======== Supplied data

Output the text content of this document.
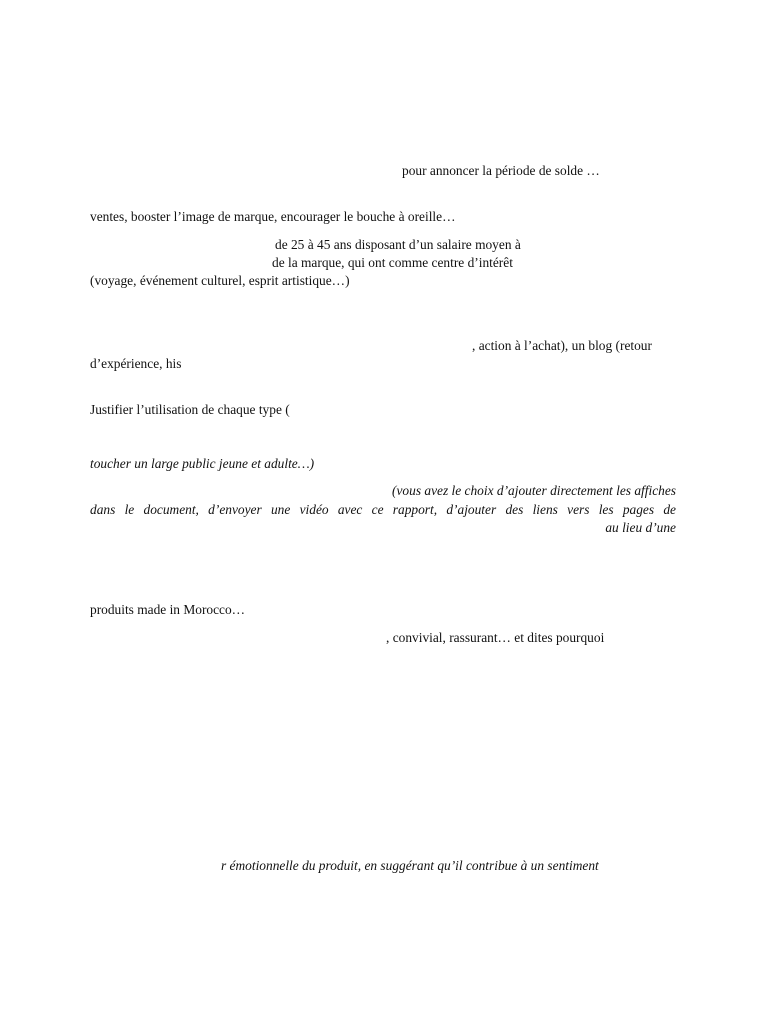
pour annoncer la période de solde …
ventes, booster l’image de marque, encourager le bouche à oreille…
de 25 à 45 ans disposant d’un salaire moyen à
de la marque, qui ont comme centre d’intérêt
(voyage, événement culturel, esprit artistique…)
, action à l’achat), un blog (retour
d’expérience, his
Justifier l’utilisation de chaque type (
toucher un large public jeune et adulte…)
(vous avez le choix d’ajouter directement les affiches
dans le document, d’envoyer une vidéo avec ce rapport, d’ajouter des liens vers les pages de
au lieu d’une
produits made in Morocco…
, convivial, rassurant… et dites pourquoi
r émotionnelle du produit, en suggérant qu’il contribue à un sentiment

================

> _Written request_:
Return all of the data exactly as written, and drop the pictures.

> _Problem solution_:
Output the text content of this document.
pour annoncer la période de solde …
ventes, booster l’image de marque, encourager le bouche à oreille…
de 25 à 45 ans disposant d’un salaire moyen à
de la marque, qui ont comme centre d’intérêt
(voyage, événement culturel, esprit artistique…)
, action à l’achat), un blog (retour
d’expérience, his
Justifier l’utilisation de chaque type (
toucher un large public jeune et adulte…)
(vous avez le choix d’ajouter directement les affiches
dans le document, d’envoyer une vidéo avec ce rapport, d’ajouter des liens vers les pages de
au lieu d’une
produits made in Morocco…
, convivial, rassurant… et dites pourquoi
r émotionnelle du produit, en suggérant qu’il contribue à un sentiment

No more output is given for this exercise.